*Request*
The records below should be written out again, exactly.

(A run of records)

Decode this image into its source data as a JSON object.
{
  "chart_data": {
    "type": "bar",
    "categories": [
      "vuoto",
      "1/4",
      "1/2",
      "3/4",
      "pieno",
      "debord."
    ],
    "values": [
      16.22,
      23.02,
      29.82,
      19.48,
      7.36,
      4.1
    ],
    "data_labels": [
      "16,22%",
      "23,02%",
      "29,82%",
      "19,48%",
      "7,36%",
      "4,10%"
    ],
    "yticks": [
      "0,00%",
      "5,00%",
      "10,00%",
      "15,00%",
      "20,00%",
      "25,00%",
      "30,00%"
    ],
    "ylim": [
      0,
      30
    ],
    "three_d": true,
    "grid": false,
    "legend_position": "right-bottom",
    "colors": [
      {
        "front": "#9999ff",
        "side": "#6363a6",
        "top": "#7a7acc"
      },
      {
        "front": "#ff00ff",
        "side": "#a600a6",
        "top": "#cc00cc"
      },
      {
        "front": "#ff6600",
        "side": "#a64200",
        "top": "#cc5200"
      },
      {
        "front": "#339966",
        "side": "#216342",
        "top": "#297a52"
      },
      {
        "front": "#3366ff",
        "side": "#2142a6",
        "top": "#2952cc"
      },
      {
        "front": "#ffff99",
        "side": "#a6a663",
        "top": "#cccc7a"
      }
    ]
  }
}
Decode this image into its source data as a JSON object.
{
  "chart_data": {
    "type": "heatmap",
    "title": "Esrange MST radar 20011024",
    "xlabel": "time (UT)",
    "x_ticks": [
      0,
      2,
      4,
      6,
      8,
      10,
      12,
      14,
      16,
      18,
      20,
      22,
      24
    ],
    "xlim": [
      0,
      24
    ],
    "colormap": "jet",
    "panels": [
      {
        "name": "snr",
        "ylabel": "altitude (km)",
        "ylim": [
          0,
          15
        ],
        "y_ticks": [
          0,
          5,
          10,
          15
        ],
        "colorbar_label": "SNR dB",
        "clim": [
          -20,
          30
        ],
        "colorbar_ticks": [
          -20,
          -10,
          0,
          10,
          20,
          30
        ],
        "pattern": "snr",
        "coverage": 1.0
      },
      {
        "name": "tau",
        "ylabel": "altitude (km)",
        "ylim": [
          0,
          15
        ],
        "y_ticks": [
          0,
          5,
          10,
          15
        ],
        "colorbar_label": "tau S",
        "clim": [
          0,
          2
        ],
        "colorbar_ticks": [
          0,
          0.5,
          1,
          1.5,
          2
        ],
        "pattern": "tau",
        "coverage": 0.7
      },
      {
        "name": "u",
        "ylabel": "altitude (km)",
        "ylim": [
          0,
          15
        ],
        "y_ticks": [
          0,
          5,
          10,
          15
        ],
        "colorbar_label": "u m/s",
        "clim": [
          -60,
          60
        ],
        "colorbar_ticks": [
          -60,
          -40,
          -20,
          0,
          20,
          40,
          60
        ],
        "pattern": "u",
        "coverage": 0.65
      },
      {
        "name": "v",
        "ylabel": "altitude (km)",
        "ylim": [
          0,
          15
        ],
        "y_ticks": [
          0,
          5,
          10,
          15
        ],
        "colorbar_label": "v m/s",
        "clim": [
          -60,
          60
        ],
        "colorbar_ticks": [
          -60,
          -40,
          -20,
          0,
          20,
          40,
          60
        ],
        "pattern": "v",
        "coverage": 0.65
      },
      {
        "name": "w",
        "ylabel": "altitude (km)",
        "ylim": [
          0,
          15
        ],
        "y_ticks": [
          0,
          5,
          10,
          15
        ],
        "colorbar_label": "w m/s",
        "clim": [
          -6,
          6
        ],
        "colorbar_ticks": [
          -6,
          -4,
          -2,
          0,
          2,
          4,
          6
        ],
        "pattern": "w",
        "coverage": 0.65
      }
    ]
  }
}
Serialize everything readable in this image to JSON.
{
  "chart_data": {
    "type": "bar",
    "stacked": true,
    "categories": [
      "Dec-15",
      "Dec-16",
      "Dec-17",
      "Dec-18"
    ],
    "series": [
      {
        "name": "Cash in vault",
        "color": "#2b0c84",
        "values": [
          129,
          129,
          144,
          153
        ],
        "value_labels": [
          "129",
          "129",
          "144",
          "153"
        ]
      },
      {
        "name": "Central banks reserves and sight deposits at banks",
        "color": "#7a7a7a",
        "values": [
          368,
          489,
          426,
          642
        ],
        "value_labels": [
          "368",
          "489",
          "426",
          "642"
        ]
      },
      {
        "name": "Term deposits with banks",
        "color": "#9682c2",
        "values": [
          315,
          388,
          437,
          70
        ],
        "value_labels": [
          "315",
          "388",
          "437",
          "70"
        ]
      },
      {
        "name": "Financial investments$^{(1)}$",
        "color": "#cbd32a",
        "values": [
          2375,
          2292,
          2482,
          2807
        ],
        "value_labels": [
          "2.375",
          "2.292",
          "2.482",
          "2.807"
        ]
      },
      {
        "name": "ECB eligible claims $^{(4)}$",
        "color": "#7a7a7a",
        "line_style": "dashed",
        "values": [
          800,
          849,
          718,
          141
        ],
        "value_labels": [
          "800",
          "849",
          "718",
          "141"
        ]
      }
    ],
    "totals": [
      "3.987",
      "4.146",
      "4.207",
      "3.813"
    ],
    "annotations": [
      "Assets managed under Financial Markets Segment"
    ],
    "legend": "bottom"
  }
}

*Task answer*
Decode this image into its source data as a JSON object.
{
  "chart_data": {
    "type": "bar",
    "categories": [
      "vuoto",
      "1/4",
      "1/2",
      "3/4",
      "pieno",
      "debord."
    ],
    "values": [
      16.22,
      23.02,
      29.82,
      19.48,
      7.36,
      4.1
    ],
    "data_labels": [
      "16,22%",
      "23,02%",
      "29,82%",
      "19,48%",
      "7,36%",
      "4,10%"
    ],
    "yticks": [
      "0,00%",
      "5,00%",
      "10,00%",
      "15,00%",
      "20,00%",
      "25,00%",
      "30,00%"
    ],
    "ylim": [
      0,
      30
    ],
    "three_d": true,
    "grid": false,
    "legend_position": "right-bottom",
    "colors": [
      {
        "front": "#9999ff",
        "side": "#6363a6",
        "top": "#7a7acc"
      },
      {
        "front": "#ff00ff",
        "side": "#a600a6",
        "top": "#cc00cc"
      },
      {
        "front": "#ff6600",
        "side": "#a64200",
        "top": "#cc5200"
      },
      {
        "front": "#339966",
        "side": "#216342",
        "top": "#297a52"
      },
      {
        "front": "#3366ff",
        "side": "#2142a6",
        "top": "#2952cc"
      },
      {
        "front": "#ffff99",
        "side": "#a6a663",
        "top": "#cccc7a"
      }
    ]
  }
}
Decode this image into its source data as a JSON object.
{
  "chart_data": {
    "type": "heatmap",
    "title": "Esrange MST radar 20011024",
    "xlabel": "time (UT)",
    "x_ticks": [
      0,
      2,
      4,
      6,
      8,
      10,
      12,
      14,
      16,
      18,
      20,
      22,
      24
    ],
    "xlim": [
      0,
      24
    ],
    "colormap": "jet",
    "panels": [
      {
        "name": "snr",
        "ylabel": "altitude (km)",
        "ylim": [
          0,
          15
        ],
        "y_ticks": [
          0,
          5,
          10,
          15
        ],
        "colorbar_label": "SNR dB",
        "clim": [
          -20,
          30
        ],
        "colorbar_ticks": [
          -20,
          -10,
          0,
          10,
          20,
          30
        ],
        "pattern": "snr",
        "coverage": 1.0
      },
      {
        "name": "tau",
        "ylabel": "altitude (km)",
        "ylim": [
          0,
          15
        ],
        "y_ticks": [
          0,
          5,
          10,
          15
        ],
        "colorbar_label": "tau S",
        "clim": [
          0,
          2
        ],
        "colorbar_ticks": [
          0,
          0.5,
          1,
          1.5,
          2
        ],
        "pattern": "tau",
        "coverage": 0.7
      },
      {
        "name": "u",
        "ylabel": "altitude (km)",
        "ylim": [
          0,
          15
        ],
        "y_ticks": [
          0,
          5,
          10,
          15
        ],
        "colorbar_label": "u m/s",
        "clim": [
          -60,
          60
        ],
        "colorbar_ticks": [
          -60,
          -40,
          -20,
          0,
          20,
          40,
          60
        ],
        "pattern": "u",
        "coverage": 0.65
      },
      {
        "name": "v",
        "ylabel": "altitude (km)",
        "ylim": [
          0,
          15
        ],
        "y_ticks": [
          0,
          5,
          10,
          15
        ],
        "colorbar_label": "v m/s",
        "clim": [
          -60,
          60
        ],
        "colorbar_ticks": [
          -60,
          -40,
          -20,
          0,
          20,
          40,
          60
        ],
        "pattern": "v",
        "coverage": 0.65
      },
      {
        "name": "w",
        "ylabel": "altitude (km)",
        "ylim": [
          0,
          15
        ],
        "y_ticks": [
          0,
          5,
          10,
          15
        ],
        "colorbar_label": "w m/s",
        "clim": [
          -6,
          6
        ],
        "colorbar_ticks": [
          -6,
          -4,
          -2,
          0,
          2,
          4,
          6
        ],
        "pattern": "w",
        "coverage": 0.65
      }
    ]
  }
}
Serialize everything readable in this image to JSON.
{
  "chart_data": {
    "type": "bar",
    "stacked": true,
    "categories": [
      "Dec-15",
      "Dec-16",
      "Dec-17",
      "Dec-18"
    ],
    "series": [
      {
        "name": "Cash in vault",
        "color": "#2b0c84",
        "values": [
          129,
          129,
          144,
          153
        ],
        "value_labels": [
          "129",
          "129",
          "144",
          "153"
        ]
      },
      {
        "name": "Central banks reserves and sight deposits at banks",
        "color": "#7a7a7a",
        "values": [
          368,
          489,
          426,
          642
        ],
        "value_labels": [
          "368",
          "489",
          "426",
          "642"
        ]
      },
      {
        "name": "Term deposits with banks",
        "color": "#9682c2",
        "values": [
          315,
          388,
          437,
          70
        ],
        "value_labels": [
          "315",
          "388",
          "437",
          "70"
        ]
      },
      {
        "name": "Financial investments$^{(1)}$",
        "color": "#cbd32a",
        "values": [
          2375,
          2292,
          2482,
          2807
        ],
        "value_labels": [
          "2.375",
          "2.292",
          "2.482",
          "2.807"
        ]
      },
      {
        "name": "ECB eligible claims $^{(4)}$",
        "color": "#7a7a7a",
        "line_style": "dashed",
        "values": [
          800,
          849,
          718,
          141
        ],
        "value_labels": [
          "800",
          "849",
          "718",
          "141"
        ]
      }
    ],
    "totals": [
      "3.987",
      "4.146",
      "4.207",
      "3.813"
    ],
    "annotations": [
      "Assets managed under Financial Markets Segment"
    ],
    "legend": "bottom"
  }
}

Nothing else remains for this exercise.